* TEXT *
44👍
Actually, django doesn’t enforce (by default) csrf checking with tests, as per https://docs.djangoproject.com/en/dev/ref/contrib/csrf/#testing:
The CsrfViewMiddleware will usually be a big hindrance to testing view
functions, due to the need for the CSRF token which must be sent with
every POST request. For this reason, Django’s HTTP client for tests
has been modified to set a flag on requests which relaxes the
middleware and the csrf_protect decorator so that they no longer
rejects requests. In every other respect (e.g. sending cookies etc.),
they behave the same.If, for some reason, you want the test client to perform CSRF checks,
you can create an instance of the test client that enforces CSRF
checks:from django.test import Client
csrf_client = Client(enforce_csrf_checks=True)

* ACTIVITIES *
1: In the text on Django CSRF testing, what argument makes a test client enforce CSRF checks?
2: Do these statements agree with the text on Django CSRF testing? Answer yes or no for each, and quote the deciding words.
(a) Django's test client enforces CSRF checks by default.
(b) The CSRF token must be sent with every POST request.
(c) Apart from CSRF, the relaxed test client behaves differently when sending cookies.
3: Carry on the text on Django CSRF testing from the point where it stops.

* DATA FOR ANALYSIS *

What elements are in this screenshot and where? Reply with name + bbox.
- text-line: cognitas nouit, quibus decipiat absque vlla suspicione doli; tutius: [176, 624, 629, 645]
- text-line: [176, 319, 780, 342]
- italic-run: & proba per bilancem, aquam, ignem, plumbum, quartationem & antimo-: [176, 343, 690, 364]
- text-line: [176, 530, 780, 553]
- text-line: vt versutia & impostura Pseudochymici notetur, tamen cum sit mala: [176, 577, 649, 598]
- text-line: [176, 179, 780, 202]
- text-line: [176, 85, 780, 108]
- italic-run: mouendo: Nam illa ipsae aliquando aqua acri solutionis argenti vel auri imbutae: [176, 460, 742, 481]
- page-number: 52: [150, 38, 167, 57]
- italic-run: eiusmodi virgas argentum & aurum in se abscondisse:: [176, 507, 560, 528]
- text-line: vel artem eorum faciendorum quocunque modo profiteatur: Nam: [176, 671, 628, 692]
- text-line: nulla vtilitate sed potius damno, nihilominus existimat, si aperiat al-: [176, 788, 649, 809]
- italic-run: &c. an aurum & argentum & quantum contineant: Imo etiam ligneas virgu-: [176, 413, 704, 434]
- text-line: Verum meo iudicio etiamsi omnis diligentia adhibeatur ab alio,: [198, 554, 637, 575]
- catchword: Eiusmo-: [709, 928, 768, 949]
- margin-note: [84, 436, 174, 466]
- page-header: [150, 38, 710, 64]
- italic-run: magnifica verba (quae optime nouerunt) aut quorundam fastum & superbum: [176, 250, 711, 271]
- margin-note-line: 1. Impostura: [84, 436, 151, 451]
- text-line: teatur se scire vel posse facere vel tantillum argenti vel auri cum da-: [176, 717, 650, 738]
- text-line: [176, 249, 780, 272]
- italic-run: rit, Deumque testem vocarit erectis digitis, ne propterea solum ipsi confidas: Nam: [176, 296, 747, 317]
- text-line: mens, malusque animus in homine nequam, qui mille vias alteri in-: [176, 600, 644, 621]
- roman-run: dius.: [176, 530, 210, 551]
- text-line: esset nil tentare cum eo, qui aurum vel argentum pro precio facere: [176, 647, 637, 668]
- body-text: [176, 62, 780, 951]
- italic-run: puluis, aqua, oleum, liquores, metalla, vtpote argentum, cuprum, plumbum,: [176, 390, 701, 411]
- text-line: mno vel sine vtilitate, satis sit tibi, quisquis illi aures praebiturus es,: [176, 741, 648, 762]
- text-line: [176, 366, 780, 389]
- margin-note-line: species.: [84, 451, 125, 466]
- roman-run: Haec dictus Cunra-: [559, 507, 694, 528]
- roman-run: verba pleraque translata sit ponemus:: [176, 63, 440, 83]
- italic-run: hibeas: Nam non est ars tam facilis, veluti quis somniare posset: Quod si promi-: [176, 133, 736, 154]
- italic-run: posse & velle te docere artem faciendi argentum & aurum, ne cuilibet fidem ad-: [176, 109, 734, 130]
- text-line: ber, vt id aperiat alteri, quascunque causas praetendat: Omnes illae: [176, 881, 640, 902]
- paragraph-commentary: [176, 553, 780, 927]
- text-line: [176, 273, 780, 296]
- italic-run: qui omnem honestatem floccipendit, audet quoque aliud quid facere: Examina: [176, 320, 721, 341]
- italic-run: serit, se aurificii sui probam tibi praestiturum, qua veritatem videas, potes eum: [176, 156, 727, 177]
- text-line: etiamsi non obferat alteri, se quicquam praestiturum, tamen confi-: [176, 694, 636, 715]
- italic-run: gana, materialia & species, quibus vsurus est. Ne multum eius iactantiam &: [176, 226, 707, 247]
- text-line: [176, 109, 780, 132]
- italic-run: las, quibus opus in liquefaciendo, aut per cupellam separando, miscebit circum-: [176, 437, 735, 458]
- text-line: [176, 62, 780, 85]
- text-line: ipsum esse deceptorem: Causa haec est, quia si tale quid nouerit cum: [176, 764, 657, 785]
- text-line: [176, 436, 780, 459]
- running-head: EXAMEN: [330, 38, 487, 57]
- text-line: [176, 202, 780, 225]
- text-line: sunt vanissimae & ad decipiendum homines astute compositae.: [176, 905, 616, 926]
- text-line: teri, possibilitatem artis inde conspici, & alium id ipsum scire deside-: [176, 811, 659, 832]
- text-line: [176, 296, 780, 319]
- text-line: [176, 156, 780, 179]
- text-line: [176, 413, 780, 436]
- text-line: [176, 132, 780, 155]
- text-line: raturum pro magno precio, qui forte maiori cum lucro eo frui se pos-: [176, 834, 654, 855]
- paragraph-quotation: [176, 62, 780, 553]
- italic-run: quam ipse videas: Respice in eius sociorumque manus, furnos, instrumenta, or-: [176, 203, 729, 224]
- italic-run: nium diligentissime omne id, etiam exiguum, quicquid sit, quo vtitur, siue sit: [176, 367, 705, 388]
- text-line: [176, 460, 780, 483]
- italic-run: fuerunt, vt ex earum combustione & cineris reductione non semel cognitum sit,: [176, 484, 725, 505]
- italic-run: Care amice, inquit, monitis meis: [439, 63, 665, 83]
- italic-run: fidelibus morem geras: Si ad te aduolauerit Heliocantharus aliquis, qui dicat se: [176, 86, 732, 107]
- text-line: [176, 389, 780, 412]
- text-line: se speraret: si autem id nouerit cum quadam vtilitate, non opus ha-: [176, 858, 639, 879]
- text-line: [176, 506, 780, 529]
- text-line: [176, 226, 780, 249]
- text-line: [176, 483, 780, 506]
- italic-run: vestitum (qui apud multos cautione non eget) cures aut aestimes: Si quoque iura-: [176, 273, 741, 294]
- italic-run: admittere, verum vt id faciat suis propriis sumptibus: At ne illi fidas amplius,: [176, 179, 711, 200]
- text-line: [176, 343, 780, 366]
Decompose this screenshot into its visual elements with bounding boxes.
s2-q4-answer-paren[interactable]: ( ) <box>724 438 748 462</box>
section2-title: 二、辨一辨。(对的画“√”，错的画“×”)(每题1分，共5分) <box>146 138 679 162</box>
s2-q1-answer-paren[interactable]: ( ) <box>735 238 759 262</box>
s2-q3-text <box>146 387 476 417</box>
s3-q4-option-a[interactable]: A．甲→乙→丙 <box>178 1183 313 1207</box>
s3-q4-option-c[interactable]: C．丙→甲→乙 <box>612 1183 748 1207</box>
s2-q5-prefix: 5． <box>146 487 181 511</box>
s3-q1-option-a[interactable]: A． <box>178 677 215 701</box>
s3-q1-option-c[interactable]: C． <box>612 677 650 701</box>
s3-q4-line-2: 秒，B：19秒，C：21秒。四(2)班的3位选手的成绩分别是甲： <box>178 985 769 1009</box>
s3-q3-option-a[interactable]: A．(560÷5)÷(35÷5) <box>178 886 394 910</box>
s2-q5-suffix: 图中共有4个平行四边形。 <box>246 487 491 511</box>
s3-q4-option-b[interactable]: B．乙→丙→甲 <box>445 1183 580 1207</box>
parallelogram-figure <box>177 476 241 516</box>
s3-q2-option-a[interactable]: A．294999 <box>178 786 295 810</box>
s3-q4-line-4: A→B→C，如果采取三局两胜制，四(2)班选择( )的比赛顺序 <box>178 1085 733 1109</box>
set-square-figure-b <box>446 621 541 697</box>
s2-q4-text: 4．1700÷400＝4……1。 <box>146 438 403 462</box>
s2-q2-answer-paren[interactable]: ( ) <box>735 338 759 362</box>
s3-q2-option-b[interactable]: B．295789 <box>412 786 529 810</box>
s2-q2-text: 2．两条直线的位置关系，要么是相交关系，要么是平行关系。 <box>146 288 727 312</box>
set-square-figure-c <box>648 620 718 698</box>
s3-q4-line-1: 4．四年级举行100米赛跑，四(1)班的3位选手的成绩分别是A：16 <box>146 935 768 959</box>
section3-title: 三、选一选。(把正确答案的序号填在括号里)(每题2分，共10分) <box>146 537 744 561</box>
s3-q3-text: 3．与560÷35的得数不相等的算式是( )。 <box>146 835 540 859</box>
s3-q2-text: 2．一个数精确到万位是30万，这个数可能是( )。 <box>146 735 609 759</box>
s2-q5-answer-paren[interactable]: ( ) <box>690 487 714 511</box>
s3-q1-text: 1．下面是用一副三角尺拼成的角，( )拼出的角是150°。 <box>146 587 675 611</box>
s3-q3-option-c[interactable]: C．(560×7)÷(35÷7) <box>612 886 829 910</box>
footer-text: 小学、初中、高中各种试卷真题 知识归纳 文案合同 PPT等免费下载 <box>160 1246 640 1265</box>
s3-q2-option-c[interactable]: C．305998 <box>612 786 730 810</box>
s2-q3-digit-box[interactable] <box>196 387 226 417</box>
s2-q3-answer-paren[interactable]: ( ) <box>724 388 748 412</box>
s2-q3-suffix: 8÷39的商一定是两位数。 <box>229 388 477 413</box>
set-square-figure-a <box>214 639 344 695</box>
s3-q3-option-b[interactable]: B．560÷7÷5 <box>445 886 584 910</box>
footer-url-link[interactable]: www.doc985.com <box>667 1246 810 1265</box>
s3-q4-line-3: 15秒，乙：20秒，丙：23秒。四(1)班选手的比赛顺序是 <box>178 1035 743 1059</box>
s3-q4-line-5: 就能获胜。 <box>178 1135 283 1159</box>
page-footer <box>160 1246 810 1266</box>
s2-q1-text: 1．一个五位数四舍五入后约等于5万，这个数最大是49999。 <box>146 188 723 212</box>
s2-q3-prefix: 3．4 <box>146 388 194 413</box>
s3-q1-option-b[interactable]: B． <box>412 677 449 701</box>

* TASK ANSWERS *
1: enforce_csrf_checks=True

2:
(a) No: "django doesn’t enforce (by default) csrf checking with tests"
(b) Yes: "the CSRF token which must be sent with every POST request"
(c) No: "In every other respect (e.g. sending cookies etc.), they behave the same"

3:
However, this does require you to be using the Django Client vs requests; as far as I know, Django doesn’t mock/instrument/etc. requests… so you’re actually hitting the real server when you run that unit test.
Also note that you should name your test functions something that starts with test_
So something like this (when run through django manage.py test .ProjectEndpoint)
def test_post_endpoint(self):
data = {'hello':'23'}
c = Client() #above, from django.test import TestCase,Client
#optional, but may be necessary for your configuration: c.login("username","password")
response = c.post('/api/project',params=data)
self.assertEqual(response.status_code, 200)